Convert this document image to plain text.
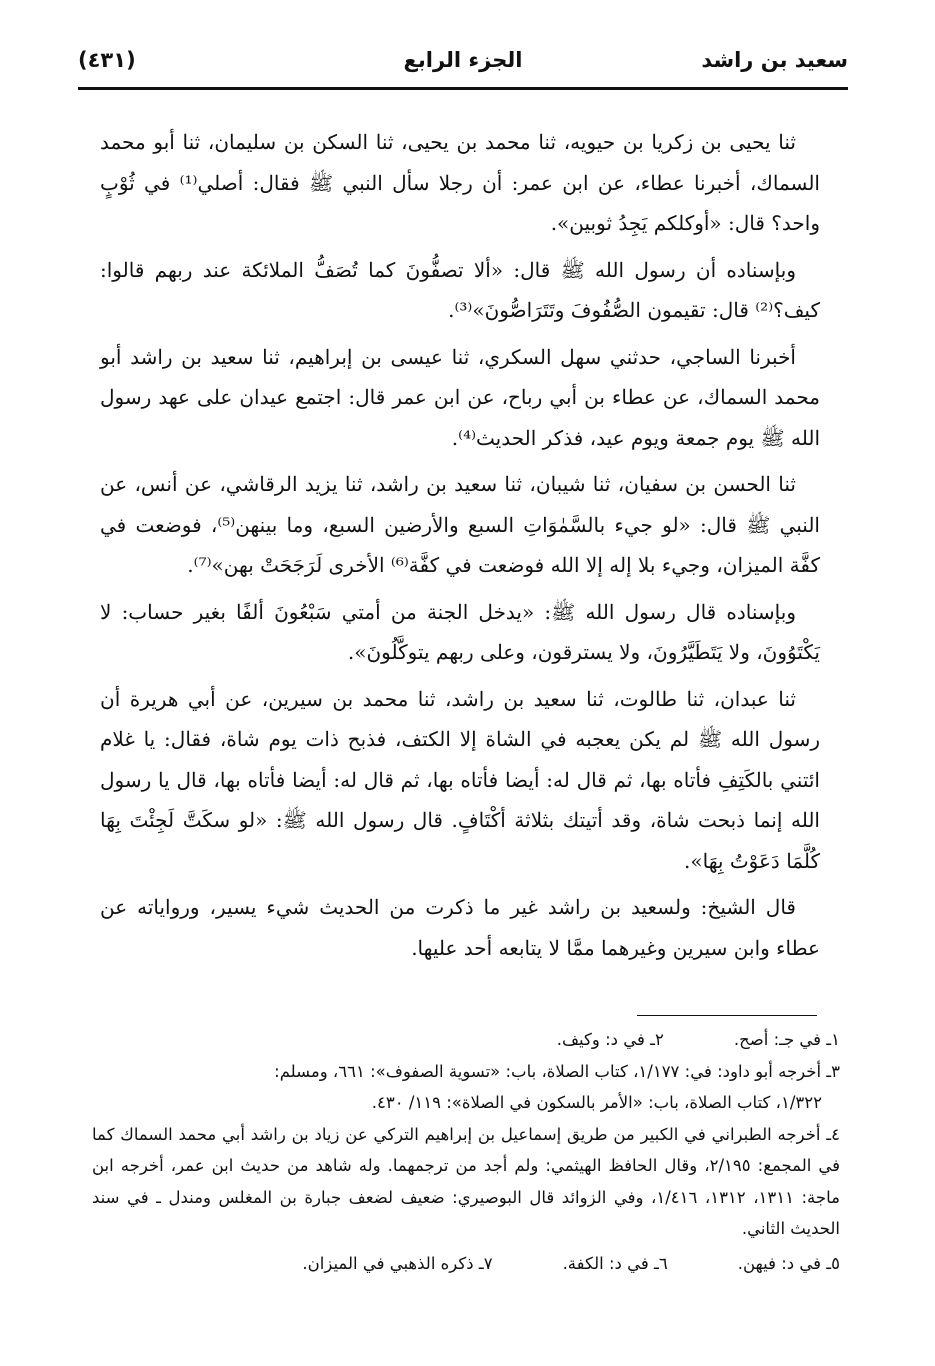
سعيد بن راشد
الجزء الرابع
(٤٣١)

ثنا يحيى بن زكريا بن حيويه، ثنا محمد بن يحيى، ثنا السكن بن سليمان، ثنا أبو محمد السماك، أخبرنا عطاء، عن ابن عمر: أن رجلا سأل النبي ﷺ فقال: أصلي⁽¹⁾ في ثُوْبٍ واحد؟ قال: «أوكلكم يَجِدُ ثوبين».

وبإسناده أن رسول الله ﷺ قال: «ألا تصفُّونَ كما تُصَفُّ الملائكة عند ربهم قالوا: كيف؟⁽²⁾ قال: تقيمون الصُّفُوفَ وتَتَرَاصُّونَ»⁽³⁾.

أخبرنا الساجي، حدثني سهل السكري، ثنا عيسى بن إبراهيم، ثنا سعيد بن راشد أبو محمد السماك، عن عطاء بن أبي رباح، عن ابن عمر قال: اجتمع عيدان على عهد رسول الله ﷺ يوم جمعة ويوم عيد، فذكر الحديث⁽⁴⁾.

ثنا الحسن بن سفيان، ثنا شيبان، ثنا سعيد بن راشد، ثنا يزيد الرقاشي، عن أنس، عن النبي ﷺ قال: «لو جيء بالسَّمٰوَاتِ السبع والأرضين السبع، وما بينهن⁽⁵⁾، فوضعت في كفَّة الميزان، وجيء بلا إله إلا الله فوضعت في كفَّة⁽⁶⁾ الأخرى لَرَجَحَتْ بهن»⁽⁷⁾.

وبإسناده قال رسول الله ﷺ: «يدخل الجنة من أمتي سَبْعُونَ ألفًا بغير حساب: لا يَكْتَوُونَ، ولا يَتَطَيَّرُونَ، ولا يسترقون، وعلى ربهم يتوكَّلُونَ».

ثنا عبدان، ثنا طالوت، ثنا سعيد بن راشد، ثنا محمد بن سيرين، عن أبي هريرة أن رسول الله ﷺ لم يكن يعجبه في الشاة إلا الكتف، فذبح ذات يوم شاة، فقال: يا غلام ائتني بالكَتِفِ فأتاه بها، ثم قال له: أيضا فأتاه بها، ثم قال له: أيضا فأتاه بها، قال يا رسول الله إنما ذبحت شاة، وقد أتيتك بثلاثة أكْتَافٍ. قال رسول الله ﷺ: «لو سكَتَّ لَجِئْتَ بِهَا كُلَّمَا دَعَوْتُ بِهَا».

قال الشيخ: ولسعيد بن راشد غير ما ذكرت من الحديث شيء يسير، ورواياته عن عطاء وابن سيرين وغيرهما ممَّا لا يتابعه أحد عليها.

١ـ في جـ: أصح.
٢ـ في د: وكيف.

٣ـ أخرجه أبو داود: في: ١/١٧٧، كتاب الصلاة، باب: «تسوية الصفوف»: ٦٦١، ومسلم:

١/٣٢٢، كتاب الصلاة، باب: «الأمر بالسكون في الصلاة»: ١١٩/ ٤٣٠.

٤ـ أخرجه الطبراني في الكبير من طريق إسماعيل بن إبراهيم التركي عن زياد بن راشد أبي محمد السماك كما في المجمع: ٢/١٩٥، وقال الحافظ الهيثمي: ولم أجد من ترجمهما. وله شاهد من حديث ابن عمر، أخرجه ابن ماجة: ١٣١١، ١٣١٢، ١/٤١٦، وفي الزوائد قال البوصيري: ضعيف لضعف جبارة بن المغلس ومندل ـ في سند الحديث الثاني.

٥ـ في د: فيهن.
٦ـ في د: الكفة.
٧ـ ذكره الذهبي في الميزان.
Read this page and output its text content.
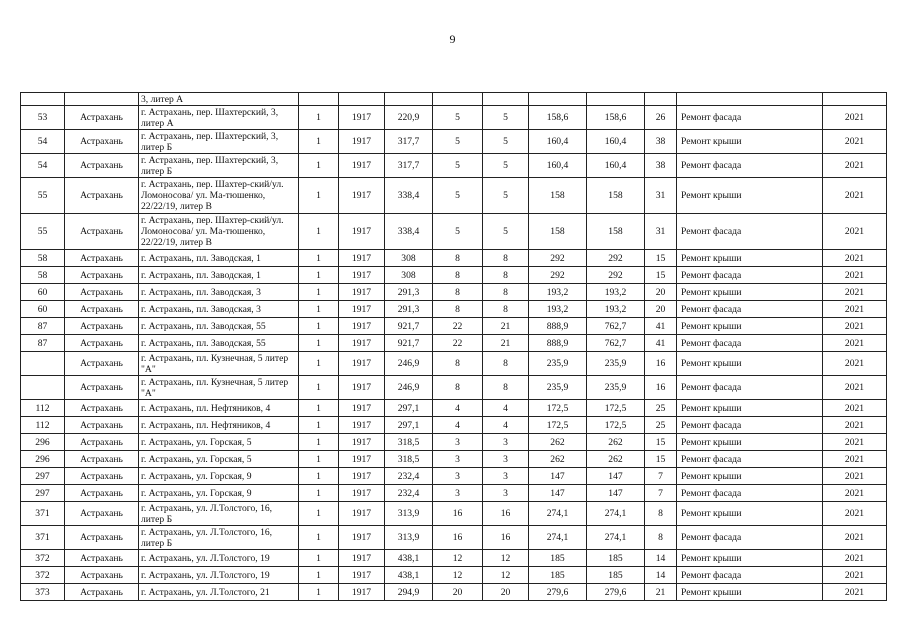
9
		3, литер А										
53	Астрахань	г. Астрахань, пер. Шахтерский, 3, литер А	1	1917	220,9	5	5	158,6	158,6	26	Ремонт фасада	2021
54	Астрахань	г. Астрахань, пер. Шахтерский, 3, литер Б	1	1917	317,7	5	5	160,4	160,4	38	Ремонт крыши	2021
54	Астрахань	г. Астрахань, пер. Шахтерский, 3, литер Б	1	1917	317,7	5	5	160,4	160,4	38	Ремонт фасада	2021
55	Астрахань	г. Астрахань, пер. Шахтер-ский/ул. Ломоносова/ ул. Ма-тюшенко, 22/22/19, литер В	1	1917	338,4	5	5	158	158	31	Ремонт крыши	2021
55	Астрахань	г. Астрахань, пер. Шахтер-ский/ул. Ломоносова/ ул. Ма-тюшенко, 22/22/19, литер В	1	1917	338,4	5	5	158	158	31	Ремонт фасада	2021
58	Астрахань	г. Астрахань, пл. Заводская, 1	1	1917	308	8	8	292	292	15	Ремонт крыши	2021
58	Астрахань	г. Астрахань, пл. Заводская, 1	1	1917	308	8	8	292	292	15	Ремонт фасада	2021
60	Астрахань	г. Астрахань, пл. Заводская, 3	1	1917	291,3	8	8	193,2	193,2	20	Ремонт крыши	2021
60	Астрахань	г. Астрахань, пл. Заводская, 3	1	1917	291,3	8	8	193,2	193,2	20	Ремонт фасада	2021
87	Астрахань	г. Астрахань, пл. Заводская, 55	1	1917	921,7	22	21	888,9	762,7	41	Ремонт крыши	2021
87	Астрахань	г. Астрахань, пл. Заводская, 55	1	1917	921,7	22	21	888,9	762,7	41	Ремонт фасада	2021
	Астрахань	г. Астрахань, пл. Кузнечная, 5 литер "А"	1	1917	246,9	8	8	235,9	235,9	16	Ремонт крыши	2021
	Астрахань	г. Астрахань, пл. Кузнечная, 5 литер "А"	1	1917	246,9	8	8	235,9	235,9	16	Ремонт фасада	2021
112	Астрахань	г. Астрахань, пл. Нефтяников, 4	1	1917	297,1	4	4	172,5	172,5	25	Ремонт крыши	2021
112	Астрахань	г. Астрахань, пл. Нефтяников, 4	1	1917	297,1	4	4	172,5	172,5	25	Ремонт фасада	2021
296	Астрахань	г. Астрахань, ул. Горская, 5	1	1917	318,5	3	3	262	262	15	Ремонт крыши	2021
296	Астрахань	г. Астрахань, ул. Горская, 5	1	1917	318,5	3	3	262	262	15	Ремонт фасада	2021
297	Астрахань	г. Астрахань, ул. Горская, 9	1	1917	232,4	3	3	147	147	7	Ремонт крыши	2021
297	Астрахань	г. Астрахань, ул. Горская, 9	1	1917	232,4	3	3	147	147	7	Ремонт фасада	2021
371	Астрахань	г. Астрахань, ул. Л.Толстого, 16, литер Б	1	1917	313,9	16	16	274,1	274,1	8	Ремонт крыши	2021
371	Астрахань	г. Астрахань, ул. Л.Толстого, 16, литер Б	1	1917	313,9	16	16	274,1	274,1	8	Ремонт фасада	2021
372	Астрахань	г. Астрахань, ул. Л.Толстого, 19	1	1917	438,1	12	12	185	185	14	Ремонт крыши	2021
372	Астрахань	г. Астрахань, ул. Л.Толстого, 19	1	1917	438,1	12	12	185	185	14	Ремонт фасада	2021
373	Астрахань	г. Астрахань, ул. Л.Толстого, 21	1	1917	294,9	20	20	279,6	279,6	21	Ремонт крыши	2021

--------

• _Task objective_
Copy each line exactly, and leave the pictures out of your copy.

• _Result of the task_
Convert this document image to plain text.
سعيد بن راشد
الجزء الرابع
(٤٣١)

ثنا يحيى بن زكريا بن حيويه، ثنا محمد بن يحيى، ثنا السكن بن سليمان، ثنا أبو محمد السماك، أخبرنا عطاء، عن ابن عمر: أن رجلا سأل النبي ﷺ فقال: أصلي⁽¹⁾ في ثُوْبٍ واحد؟ قال: «أوكلكم يَجِدُ ثوبين».

وبإسناده أن رسول الله ﷺ قال: «ألا تصفُّونَ كما تُصَفُّ الملائكة عند ربهم قالوا: كيف؟⁽²⁾ قال: تقيمون الصُّفُوفَ وتَتَرَاصُّونَ»⁽³⁾.

أخبرنا الساجي، حدثني سهل السكري، ثنا عيسى بن إبراهيم، ثنا سعيد بن راشد أبو محمد السماك، عن عطاء بن أبي رباح، عن ابن عمر قال: اجتمع عيدان على عهد رسول الله ﷺ يوم جمعة ويوم عيد، فذكر الحديث⁽⁴⁾.

ثنا الحسن بن سفيان، ثنا شيبان، ثنا سعيد بن راشد، ثنا يزيد الرقاشي، عن أنس، عن النبي ﷺ قال: «لو جيء بالسَّمٰوَاتِ السبع والأرضين السبع، وما بينهن⁽⁵⁾، فوضعت في كفَّة الميزان، وجيء بلا إله إلا الله فوضعت في كفَّة⁽⁶⁾ الأخرى لَرَجَحَتْ بهن»⁽⁷⁾.

وبإسناده قال رسول الله ﷺ: «يدخل الجنة من أمتي سَبْعُونَ ألفًا بغير حساب: لا يَكْتَوُونَ، ولا يَتَطَيَّرُونَ، ولا يسترقون، وعلى ربهم يتوكَّلُونَ».

ثنا عبدان، ثنا طالوت، ثنا سعيد بن راشد، ثنا محمد بن سيرين، عن أبي هريرة أن رسول الله ﷺ لم يكن يعجبه في الشاة إلا الكتف، فذبح ذات يوم شاة، فقال: يا غلام ائتني بالكَتِفِ فأتاه بها، ثم قال له: أيضا فأتاه بها، ثم قال له: أيضا فأتاه بها، قال يا رسول الله إنما ذبحت شاة، وقد أتيتك بثلاثة أكْتَافٍ. قال رسول الله ﷺ: «لو سكَتَّ لَجِئْتَ بِهَا كُلَّمَا دَعَوْتُ بِهَا».

قال الشيخ: ولسعيد بن راشد غير ما ذكرت من الحديث شيء يسير، ورواياته عن عطاء وابن سيرين وغيرهما ممَّا لا يتابعه أحد عليها.

١ـ في جـ: أصح.
٢ـ في د: وكيف.

٣ـ أخرجه أبو داود: في: ١/١٧٧، كتاب الصلاة، باب: «تسوية الصفوف»: ٦٦١، ومسلم:

١/٣٢٢، كتاب الصلاة، باب: «الأمر بالسكون في الصلاة»: ١١٩/ ٤٣٠.

٤ـ أخرجه الطبراني في الكبير من طريق إسماعيل بن إبراهيم التركي عن زياد بن راشد أبي محمد السماك كما في المجمع: ٢/١٩٥، وقال الحافظ الهيثمي: ولم أجد من ترجمهما. وله شاهد من حديث ابن عمر، أخرجه ابن ماجة: ١٣١١، ١٣١٢، ١/٤١٦، وفي الزوائد قال البوصيري: ضعيف لضعف جبارة بن المغلس ومندل ـ في سند الحديث الثاني.

٥ـ في د: فيهن.
٦ـ في د: الكفة.
٧ـ ذكره الذهبي في الميزان.
Read this page and output its text content.
9
		3, литер А										
53	Астрахань	г. Астрахань, пер. Шахтерский, 3, литер А	1	1917	220,9	5	5	158,6	158,6	26	Ремонт фасада	2021
54	Астрахань	г. Астрахань, пер. Шахтерский, 3, литер Б	1	1917	317,7	5	5	160,4	160,4	38	Ремонт крыши	2021
54	Астрахань	г. Астрахань, пер. Шахтерский, 3, литер Б	1	1917	317,7	5	5	160,4	160,4	38	Ремонт фасада	2021
55	Астрахань	г. Астрахань, пер. Шахтер-ский/ул. Ломоносова/ ул. Ма-тюшенко, 22/22/19, литер В	1	1917	338,4	5	5	158	158	31	Ремонт крыши	2021
55	Астрахань	г. Астрахань, пер. Шахтер-ский/ул. Ломоносова/ ул. Ма-тюшенко, 22/22/19, литер В	1	1917	338,4	5	5	158	158	31	Ремонт фасада	2021
58	Астрахань	г. Астрахань, пл. Заводская, 1	1	1917	308	8	8	292	292	15	Ремонт крыши	2021
58	Астрахань	г. Астрахань, пл. Заводская, 1	1	1917	308	8	8	292	292	15	Ремонт фасада	2021
60	Астрахань	г. Астрахань, пл. Заводская, 3	1	1917	291,3	8	8	193,2	193,2	20	Ремонт крыши	2021
60	Астрахань	г. Астрахань, пл. Заводская, 3	1	1917	291,3	8	8	193,2	193,2	20	Ремонт фасада	2021
87	Астрахань	г. Астрахань, пл. Заводская, 55	1	1917	921,7	22	21	888,9	762,7	41	Ремонт крыши	2021
87	Астрахань	г. Астрахань, пл. Заводская, 55	1	1917	921,7	22	21	888,9	762,7	41	Ремонт фасада	2021
	Астрахань	г. Астрахань, пл. Кузнечная, 5 литер "А"	1	1917	246,9	8	8	235,9	235,9	16	Ремонт крыши	2021
	Астрахань	г. Астрахань, пл. Кузнечная, 5 литер "А"	1	1917	246,9	8	8	235,9	235,9	16	Ремонт фасада	2021
112	Астрахань	г. Астрахань, пл. Нефтяников, 4	1	1917	297,1	4	4	172,5	172,5	25	Ремонт крыши	2021
112	Астрахань	г. Астрахань, пл. Нефтяников, 4	1	1917	297,1	4	4	172,5	172,5	25	Ремонт фасада	2021
296	Астрахань	г. Астрахань, ул. Горская, 5	1	1917	318,5	3	3	262	262	15	Ремонт крыши	2021
296	Астрахань	г. Астрахань, ул. Горская, 5	1	1917	318,5	3	3	262	262	15	Ремонт фасада	2021
297	Астрахань	г. Астрахань, ул. Горская, 9	1	1917	232,4	3	3	147	147	7	Ремонт крыши	2021
297	Астрахань	г. Астрахань, ул. Горская, 9	1	1917	232,4	3	3	147	147	7	Ремонт фасада	2021
371	Астрахань	г. Астрахань, ул. Л.Толстого, 16, литер Б	1	1917	313,9	16	16	274,1	274,1	8	Ремонт крыши	2021
371	Астрахань	г. Астрахань, ул. Л.Толстого, 16, литер Б	1	1917	313,9	16	16	274,1	274,1	8	Ремонт фасада	2021
372	Астрахань	г. Астрахань, ул. Л.Толстого, 19	1	1917	438,1	12	12	185	185	14	Ремонт крыши	2021
372	Астрахань	г. Астрахань, ул. Л.Толстого, 19	1	1917	438,1	12	12	185	185	14	Ремонт фасада	2021
373	Астрахань	г. Астрахань, ул. Л.Толстого, 21	1	1917	294,9	20	20	279,6	279,6	21	Ремонт крыши	2021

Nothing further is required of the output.